Dataset rows:
Begin
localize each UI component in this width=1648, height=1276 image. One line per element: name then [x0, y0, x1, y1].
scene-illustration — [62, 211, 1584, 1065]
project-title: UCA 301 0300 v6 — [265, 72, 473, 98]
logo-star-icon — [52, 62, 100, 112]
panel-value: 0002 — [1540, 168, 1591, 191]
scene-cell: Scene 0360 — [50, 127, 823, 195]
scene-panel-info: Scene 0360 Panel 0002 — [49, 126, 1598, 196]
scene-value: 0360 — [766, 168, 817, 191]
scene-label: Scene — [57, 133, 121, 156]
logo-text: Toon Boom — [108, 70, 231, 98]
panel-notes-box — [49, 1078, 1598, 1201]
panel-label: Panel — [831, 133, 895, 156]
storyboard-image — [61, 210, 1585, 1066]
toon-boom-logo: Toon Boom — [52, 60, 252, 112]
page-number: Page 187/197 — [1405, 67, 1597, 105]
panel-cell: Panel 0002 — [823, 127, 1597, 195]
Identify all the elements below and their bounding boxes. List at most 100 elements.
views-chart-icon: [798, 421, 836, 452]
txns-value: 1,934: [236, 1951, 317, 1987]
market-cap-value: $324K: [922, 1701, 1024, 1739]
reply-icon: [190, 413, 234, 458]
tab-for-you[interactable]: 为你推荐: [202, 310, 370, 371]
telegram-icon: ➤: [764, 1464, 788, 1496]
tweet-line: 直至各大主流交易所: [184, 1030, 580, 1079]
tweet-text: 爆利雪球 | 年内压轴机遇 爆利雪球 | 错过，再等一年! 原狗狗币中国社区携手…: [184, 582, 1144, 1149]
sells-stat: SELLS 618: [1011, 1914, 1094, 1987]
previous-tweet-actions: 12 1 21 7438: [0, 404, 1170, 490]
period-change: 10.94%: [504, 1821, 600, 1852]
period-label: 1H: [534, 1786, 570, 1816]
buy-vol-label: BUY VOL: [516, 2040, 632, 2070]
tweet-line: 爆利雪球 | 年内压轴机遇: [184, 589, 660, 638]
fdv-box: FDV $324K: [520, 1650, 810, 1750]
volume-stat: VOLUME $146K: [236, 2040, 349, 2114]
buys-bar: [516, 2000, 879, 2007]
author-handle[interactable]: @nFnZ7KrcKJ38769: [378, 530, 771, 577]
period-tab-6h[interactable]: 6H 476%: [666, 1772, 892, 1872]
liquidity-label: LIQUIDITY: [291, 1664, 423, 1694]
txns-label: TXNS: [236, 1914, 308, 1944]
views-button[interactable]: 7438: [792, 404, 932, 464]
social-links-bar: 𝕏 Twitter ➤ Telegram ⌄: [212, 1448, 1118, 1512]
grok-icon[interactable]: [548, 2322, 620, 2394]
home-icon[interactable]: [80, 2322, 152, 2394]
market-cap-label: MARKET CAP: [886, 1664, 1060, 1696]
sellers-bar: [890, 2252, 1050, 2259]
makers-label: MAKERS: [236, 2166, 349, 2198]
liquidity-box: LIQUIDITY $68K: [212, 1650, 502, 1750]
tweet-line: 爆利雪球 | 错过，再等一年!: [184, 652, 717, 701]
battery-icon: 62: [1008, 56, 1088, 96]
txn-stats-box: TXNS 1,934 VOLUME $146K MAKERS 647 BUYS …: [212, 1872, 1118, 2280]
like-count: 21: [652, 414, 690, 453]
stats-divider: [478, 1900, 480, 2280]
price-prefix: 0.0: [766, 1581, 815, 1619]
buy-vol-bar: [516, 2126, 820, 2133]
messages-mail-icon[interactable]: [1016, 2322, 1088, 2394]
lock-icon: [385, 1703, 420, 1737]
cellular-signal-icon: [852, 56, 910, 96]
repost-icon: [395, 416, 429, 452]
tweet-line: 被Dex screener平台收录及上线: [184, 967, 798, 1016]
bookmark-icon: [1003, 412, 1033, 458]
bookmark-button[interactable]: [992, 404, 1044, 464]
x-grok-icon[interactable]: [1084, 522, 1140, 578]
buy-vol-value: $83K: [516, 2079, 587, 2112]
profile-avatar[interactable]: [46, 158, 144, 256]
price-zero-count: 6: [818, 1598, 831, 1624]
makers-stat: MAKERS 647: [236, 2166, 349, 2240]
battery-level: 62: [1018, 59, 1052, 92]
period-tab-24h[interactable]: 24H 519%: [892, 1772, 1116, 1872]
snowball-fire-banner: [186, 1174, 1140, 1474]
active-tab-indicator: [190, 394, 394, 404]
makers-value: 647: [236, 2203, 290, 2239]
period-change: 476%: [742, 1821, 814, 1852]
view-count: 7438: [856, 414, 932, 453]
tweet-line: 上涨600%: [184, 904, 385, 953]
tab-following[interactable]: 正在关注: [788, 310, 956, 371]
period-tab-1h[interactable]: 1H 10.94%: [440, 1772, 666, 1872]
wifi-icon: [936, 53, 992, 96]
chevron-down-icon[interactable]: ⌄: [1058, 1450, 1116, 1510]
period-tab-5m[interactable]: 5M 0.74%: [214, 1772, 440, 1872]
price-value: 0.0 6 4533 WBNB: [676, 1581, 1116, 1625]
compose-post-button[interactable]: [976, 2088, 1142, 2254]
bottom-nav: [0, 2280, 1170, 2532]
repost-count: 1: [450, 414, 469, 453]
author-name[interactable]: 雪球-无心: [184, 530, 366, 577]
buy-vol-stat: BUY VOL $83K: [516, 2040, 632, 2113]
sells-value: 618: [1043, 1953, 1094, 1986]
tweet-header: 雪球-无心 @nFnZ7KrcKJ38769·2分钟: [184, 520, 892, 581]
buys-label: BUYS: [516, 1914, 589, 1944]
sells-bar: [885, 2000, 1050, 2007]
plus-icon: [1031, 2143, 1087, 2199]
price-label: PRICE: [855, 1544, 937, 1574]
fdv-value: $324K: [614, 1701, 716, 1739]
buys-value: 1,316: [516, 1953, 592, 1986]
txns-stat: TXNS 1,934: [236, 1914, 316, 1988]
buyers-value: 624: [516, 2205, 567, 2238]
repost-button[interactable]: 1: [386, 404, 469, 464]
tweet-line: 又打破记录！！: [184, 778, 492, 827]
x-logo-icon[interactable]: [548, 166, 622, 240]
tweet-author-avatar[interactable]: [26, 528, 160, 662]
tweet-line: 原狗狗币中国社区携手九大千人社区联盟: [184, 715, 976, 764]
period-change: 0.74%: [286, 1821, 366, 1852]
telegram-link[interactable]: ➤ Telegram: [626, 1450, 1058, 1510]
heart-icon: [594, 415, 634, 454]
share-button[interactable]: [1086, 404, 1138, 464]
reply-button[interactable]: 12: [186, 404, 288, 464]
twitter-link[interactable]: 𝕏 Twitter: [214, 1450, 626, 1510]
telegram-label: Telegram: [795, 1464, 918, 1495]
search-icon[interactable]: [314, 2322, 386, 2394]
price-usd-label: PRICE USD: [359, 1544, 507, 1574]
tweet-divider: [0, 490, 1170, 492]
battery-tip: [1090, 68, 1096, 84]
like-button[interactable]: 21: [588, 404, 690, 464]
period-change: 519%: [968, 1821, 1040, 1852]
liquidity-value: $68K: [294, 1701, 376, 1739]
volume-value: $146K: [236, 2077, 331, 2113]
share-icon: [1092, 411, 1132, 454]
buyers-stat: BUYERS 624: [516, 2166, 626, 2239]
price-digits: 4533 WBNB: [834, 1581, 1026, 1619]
End
- **What the task asks**:
Please reproduce the material from its start through the line containing "logo-star-icon — [52, 62, 100, 112]", changing "scene-illustration" to "scene-artwork" and leaving everything else as it is.

- **Finished task**:
localize each UI component in this width=1648, height=1276 image. One line per element: name then [x0, y0, x1, y1].
scene-artwork — [62, 211, 1584, 1065]
project-title: UCA 301 0300 v6 — [265, 72, 473, 98]
logo-star-icon — [52, 62, 100, 112]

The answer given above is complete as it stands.